• **Data to process**:
※

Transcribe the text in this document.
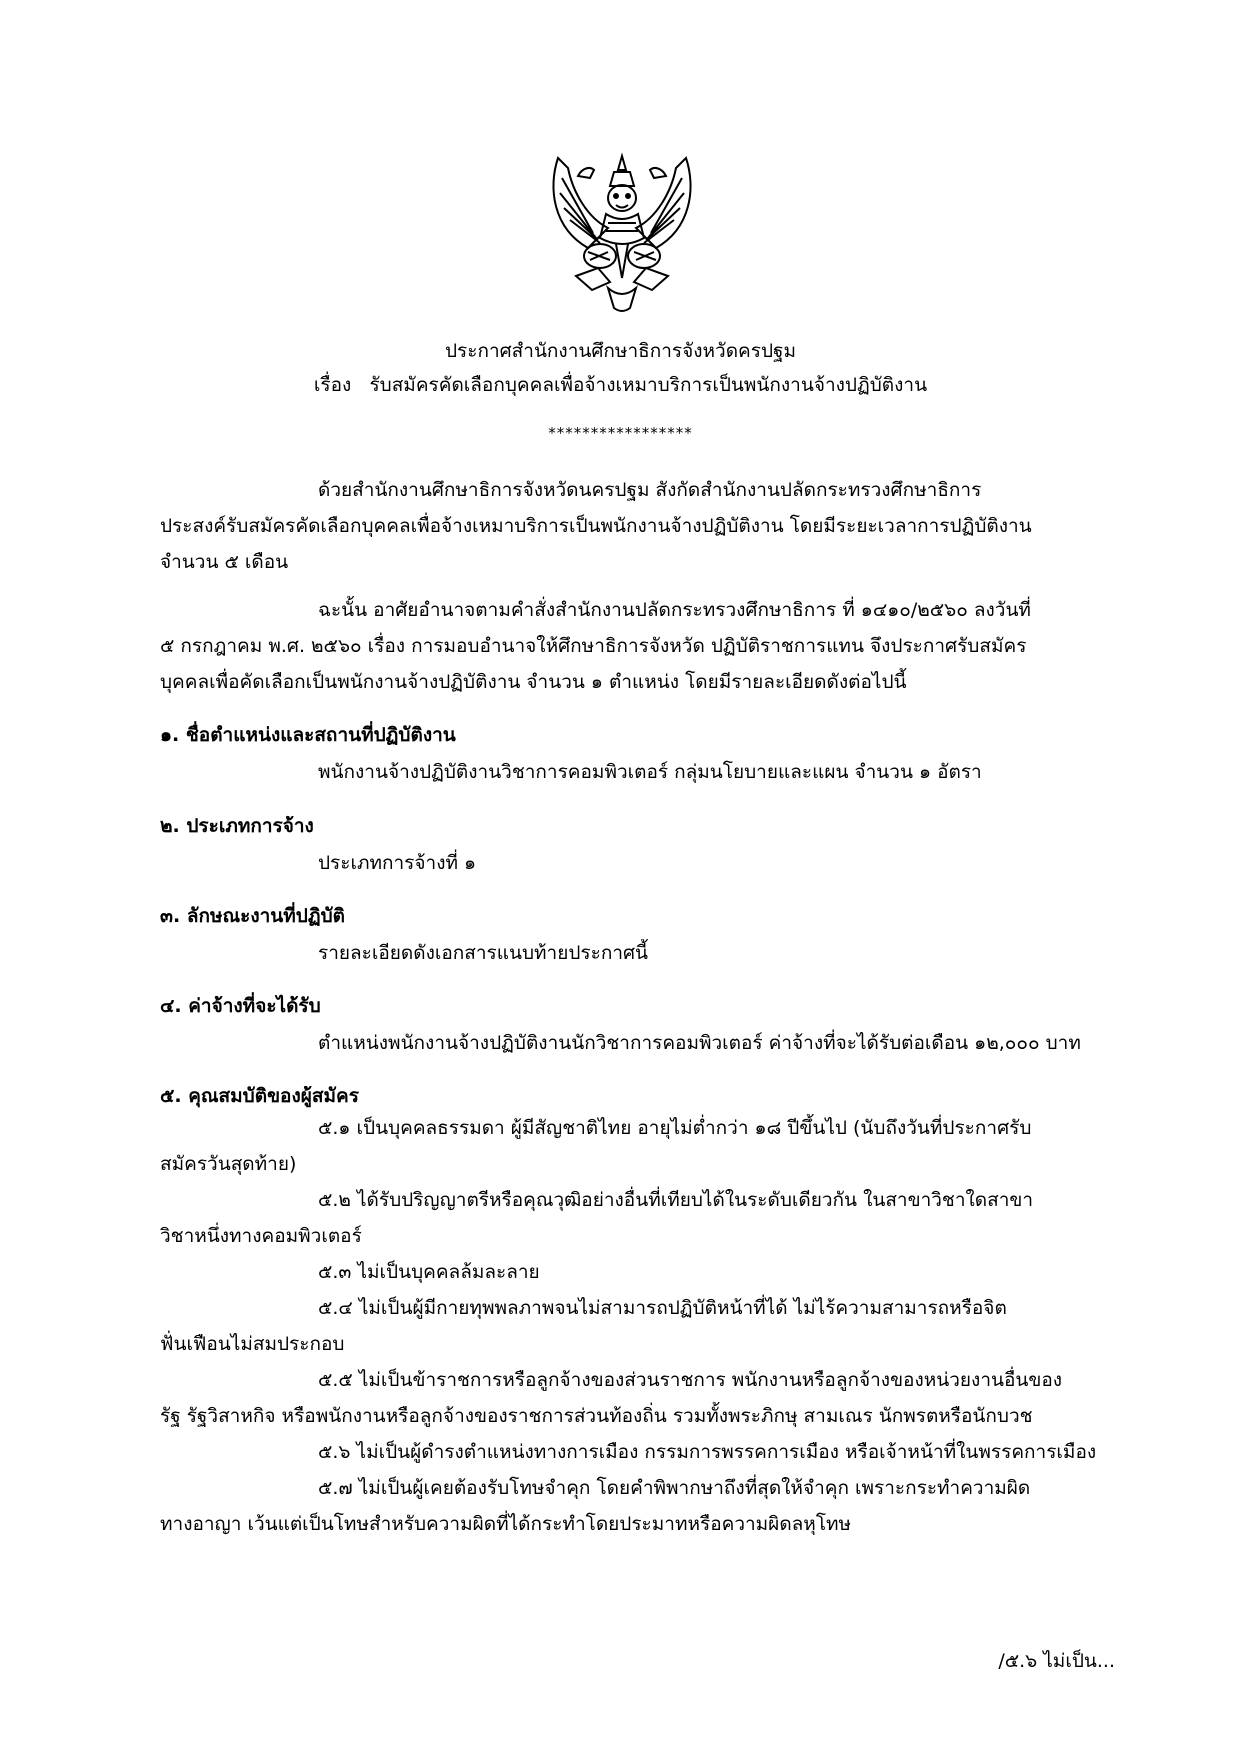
ประกาศสำนักงานศึกษาธิการจังหวัดครปฐม
เรื่อง รับสมัครคัดเลือกบุคคลเพื่อจ้างเหมาบริการเป็นพนักงานจ้างปฏิบัติงาน
*****************
ด้วยสำนักงานศึกษาธิการจังหวัดนครปฐม สังกัดสำนักงานปลัดกระทรวงศึกษาธิการ
ประสงค์รับสมัครคัดเลือกบุคคลเพื่อจ้างเหมาบริการเป็นพนักงานจ้างปฏิบัติงาน โดยมีระยะเวลาการปฏิบัติงาน
จำนวน ๕ เดือน
ฉะนั้น อาศัยอำนาจตามคำสั่งสำนักงานปลัดกระทรวงศึกษาธิการ ที่ ๑๔๑๐/๒๕๖๐ ลงวันที่
๕ กรกฎาคม พ.ศ. ๒๕๖๐ เรื่อง การมอบอำนาจให้ศึกษาธิการจังหวัด ปฏิบัติราชการแทน จึงประกาศรับสมัคร
บุคคลเพื่อคัดเลือกเป็นพนักงานจ้างปฏิบัติงาน จำนวน ๑ ตำแหน่ง โดยมีรายละเอียดดังต่อไปนี้
๑. ชื่อตำแหน่งและสถานที่ปฏิบัติงาน
พนักงานจ้างปฏิบัติงานวิชาการคอมพิวเตอร์ กลุ่มนโยบายและแผน จำนวน ๑ อัตรา
๒. ประเภทการจ้าง
ประเภทการจ้างที่ ๑
๓. ลักษณะงานที่ปฏิบัติ
รายละเอียดดังเอกสารแนบท้ายประกาศนี้
๔. ค่าจ้างที่จะได้รับ
ตำแหน่งพนักงานจ้างปฏิบัติงานนักวิชาการคอมพิวเตอร์ ค่าจ้างที่จะได้รับต่อเดือน ๑๒,๐๐๐ บาท
๕. คุณสมบัติของผู้สมัคร
๕.๑ เป็นบุคคลธรรมดา ผู้มีสัญชาติไทย อายุไม่ต่ำกว่า ๑๘ ปีขึ้นไป (นับถึงวันที่ประกาศรับ
สมัครวันสุดท้าย)
๕.๒ ได้รับปริญญาตรีหรือคุณวุฒิอย่างอื่นที่เทียบได้ในระดับเดียวกัน ในสาขาวิชาใดสาขา
วิชาหนึ่งทางคอมพิวเตอร์
๕.๓ ไม่เป็นบุคคลล้มละลาย
๕.๔ ไม่เป็นผู้มีกายทุพพลภาพจนไม่สามารถปฏิบัติหน้าที่ได้ ไม่ไร้ความสามารถหรือจิต
ฟั่นเฟือนไม่สมประกอบ
๕.๕ ไม่เป็นข้าราชการหรือลูกจ้างของส่วนราชการ พนักงานหรือลูกจ้างของหน่วยงานอื่นของ
รัฐ รัฐวิสาหกิจ หรือพนักงานหรือลูกจ้างของราชการส่วนท้องถิ่น รวมทั้งพระภิกษุ สามเณร นักพรตหรือนักบวช
๕.๖ ไม่เป็นผู้ดำรงตำแหน่งทางการเมือง กรรมการพรรคการเมือง หรือเจ้าหน้าที่ในพรรคการเมือง
๕.๗ ไม่เป็นผู้เคยต้องรับโทษจำคุก โดยคำพิพากษาถึงที่สุดให้จำคุก เพราะกระทำความผิด
ทางอาญา เว้นแต่เป็นโทษสำหรับความผิดที่ได้กระทำโดยประมาทหรือความผิดลหุโทษ
/๕.๖ ไม่เป็น...
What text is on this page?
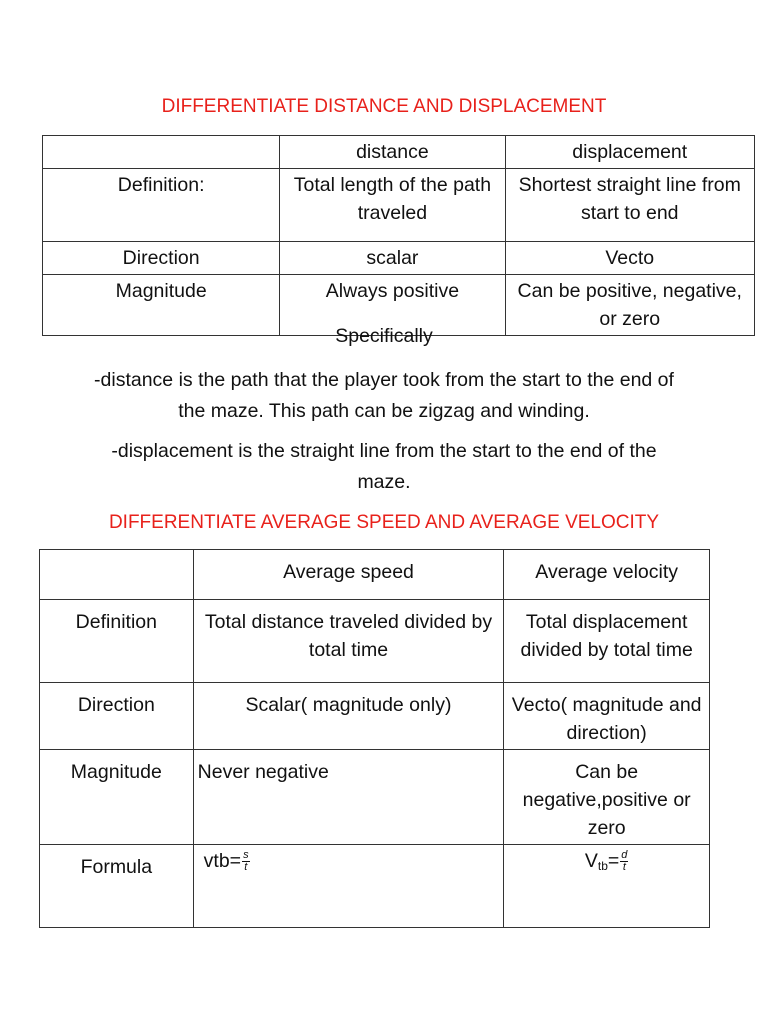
DIFFERENTIATE DISTANCE AND DISPLACEMENT
	distance	displacement
Definition:	Total length of the path traveled	Shortest straight line from start to end
Direction	scalar	Vecto
Magnitude	Always positive	Can be positive, negative, or zero
Specifically
-distance is the path that the player took from the start to the end of the maze. This path can be zigzag and winding.
-displacement is the straight line from the start to the end of the maze.
DIFFERENTIATE AVERAGE SPEED AND AVERAGE VELOCITY
	Average speed	Average velocity
Definition	Total distance traveled divided by total time	Total displacement divided by total time
Direction	Scalar( magnitude only)	Vecto( magnitude and direction)
Magnitude	Never negative	Can be negative,positive or zero
Formula	$vtb= \frac{s}{t}$	$V_{tb}= \frac{d}{t}$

※

• **What the task requires**:
Find each line in the records holding the string "กษาธ" and show it.

• **Task solution**:
ประกาศสำนักงานศึกษาธิการจังหวัดครปฐม
ด้วยสำนักงานศึกษาธิการจังหวัดนครปฐม สังกัดสำนักงานปลัดกระทรวงศึกษาธิการ
ฉะนั้น อาศัยอำนาจตามคำสั่งสำนักงานปลัดกระทรวงศึกษาธิการ ที่ ๑๔๑๐/๒๕๖๐ ลงวันที่
๕ กรกฎาคม พ.ศ. ๒๕๖๐ เรื่อง การมอบอำนาจให้ศึกษาธิการจังหวัด ปฏิบัติราชการแทน จึงประกาศรับสมัคร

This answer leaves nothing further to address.